▶ _To do_
Repeat the listing in full, preserving every character.

▶ _Supplied data_
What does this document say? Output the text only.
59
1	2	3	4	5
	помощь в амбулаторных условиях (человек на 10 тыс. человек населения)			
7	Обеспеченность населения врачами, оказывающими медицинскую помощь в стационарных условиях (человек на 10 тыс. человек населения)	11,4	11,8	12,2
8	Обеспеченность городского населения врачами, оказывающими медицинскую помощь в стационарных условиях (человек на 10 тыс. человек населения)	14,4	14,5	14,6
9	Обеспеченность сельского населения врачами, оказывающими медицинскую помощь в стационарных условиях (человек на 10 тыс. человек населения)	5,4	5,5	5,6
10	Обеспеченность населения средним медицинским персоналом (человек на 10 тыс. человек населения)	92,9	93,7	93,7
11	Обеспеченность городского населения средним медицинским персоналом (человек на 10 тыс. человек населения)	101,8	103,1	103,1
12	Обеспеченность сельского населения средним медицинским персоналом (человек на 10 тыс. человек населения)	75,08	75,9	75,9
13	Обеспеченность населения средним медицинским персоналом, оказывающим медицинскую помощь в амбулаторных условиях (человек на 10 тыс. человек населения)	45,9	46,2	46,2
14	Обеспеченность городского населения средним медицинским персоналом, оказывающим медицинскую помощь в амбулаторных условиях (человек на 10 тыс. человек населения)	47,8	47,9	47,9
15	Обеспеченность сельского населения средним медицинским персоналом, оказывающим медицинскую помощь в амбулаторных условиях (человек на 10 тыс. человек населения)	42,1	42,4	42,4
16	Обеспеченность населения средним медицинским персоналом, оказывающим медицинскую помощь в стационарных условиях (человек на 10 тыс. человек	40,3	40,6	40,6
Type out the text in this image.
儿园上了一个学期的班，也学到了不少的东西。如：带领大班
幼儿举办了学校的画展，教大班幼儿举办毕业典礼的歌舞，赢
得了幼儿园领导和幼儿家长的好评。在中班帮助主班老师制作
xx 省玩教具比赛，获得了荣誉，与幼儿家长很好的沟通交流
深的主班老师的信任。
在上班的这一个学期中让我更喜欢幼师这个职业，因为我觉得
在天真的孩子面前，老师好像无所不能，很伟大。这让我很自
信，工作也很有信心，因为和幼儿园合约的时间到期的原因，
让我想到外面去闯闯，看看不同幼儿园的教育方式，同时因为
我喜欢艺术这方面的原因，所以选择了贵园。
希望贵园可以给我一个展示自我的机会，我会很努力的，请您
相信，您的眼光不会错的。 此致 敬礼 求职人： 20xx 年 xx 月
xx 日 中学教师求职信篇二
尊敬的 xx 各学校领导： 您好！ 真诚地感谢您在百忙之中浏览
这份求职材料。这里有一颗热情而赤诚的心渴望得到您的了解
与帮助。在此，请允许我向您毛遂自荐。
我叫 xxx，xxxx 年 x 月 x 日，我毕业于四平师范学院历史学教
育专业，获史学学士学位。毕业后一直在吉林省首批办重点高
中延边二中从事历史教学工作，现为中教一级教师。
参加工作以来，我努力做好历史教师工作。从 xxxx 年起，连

▶ _Task output_
What does this document say? Output the text only.
59
1	2	3	4	5
	помощь в амбулаторных условиях (человек на 10 тыс. человек населения)			
7	Обеспеченность населения врачами, оказывающими медицинскую помощь в стационарных условиях (человек на 10 тыс. человек населения)	11,4	11,8	12,2
8	Обеспеченность городского населения врачами, оказывающими медицинскую помощь в стационарных условиях (человек на 10 тыс. человек населения)	14,4	14,5	14,6
9	Обеспеченность сельского населения врачами, оказывающими медицинскую помощь в стационарных условиях (человек на 10 тыс. человек населения)	5,4	5,5	5,6
10	Обеспеченность населения средним медицинским персоналом (человек на 10 тыс. человек населения)	92,9	93,7	93,7
11	Обеспеченность городского населения средним медицинским персоналом (человек на 10 тыс. человек населения)	101,8	103,1	103,1
12	Обеспеченность сельского населения средним медицинским персоналом (человек на 10 тыс. человек населения)	75,08	75,9	75,9
13	Обеспеченность населения средним медицинским персоналом, оказывающим медицинскую помощь в амбулаторных условиях (человек на 10 тыс. человек населения)	45,9	46,2	46,2
14	Обеспеченность городского населения средним медицинским персоналом, оказывающим медицинскую помощь в амбулаторных условиях (человек на 10 тыс. человек населения)	47,8	47,9	47,9
15	Обеспеченность сельского населения средним медицинским персоналом, оказывающим медицинскую помощь в амбулаторных условиях (человек на 10 тыс. человек населения)	42,1	42,4	42,4
16	Обеспеченность населения средним медицинским персоналом, оказывающим медицинскую помощь в стационарных условиях (человек на 10 тыс. человек	40,3	40,6	40,6
Type out the text in this image.
儿园上了一个学期的班，也学到了不少的东西。如：带领大班
幼儿举办了学校的画展，教大班幼儿举办毕业典礼的歌舞，赢
得了幼儿园领导和幼儿家长的好评。在中班帮助主班老师制作
xx 省玩教具比赛，获得了荣誉，与幼儿家长很好的沟通交流
深的主班老师的信任。
在上班的这一个学期中让我更喜欢幼师这个职业，因为我觉得
在天真的孩子面前，老师好像无所不能，很伟大。这让我很自
信，工作也很有信心，因为和幼儿园合约的时间到期的原因，
让我想到外面去闯闯，看看不同幼儿园的教育方式，同时因为
我喜欢艺术这方面的原因，所以选择了贵园。
希望贵园可以给我一个展示自我的机会，我会很努力的，请您
相信，您的眼光不会错的。 此致 敬礼 求职人： 20xx 年 xx 月
xx 日 中学教师求职信篇二
尊敬的 xx 各学校领导： 您好！ 真诚地感谢您在百忙之中浏览
这份求职材料。这里有一颗热情而赤诚的心渴望得到您的了解
与帮助。在此，请允许我向您毛遂自荐。
我叫 xxx，xxxx 年 x 月 x 日，我毕业于四平师范学院历史学教
育专业，获史学学士学位。毕业后一直在吉林省首批办重点高
中延边二中从事历史教学工作，现为中教一级教师。
参加工作以来，我努力做好历史教师工作。从 xxxx 年起，连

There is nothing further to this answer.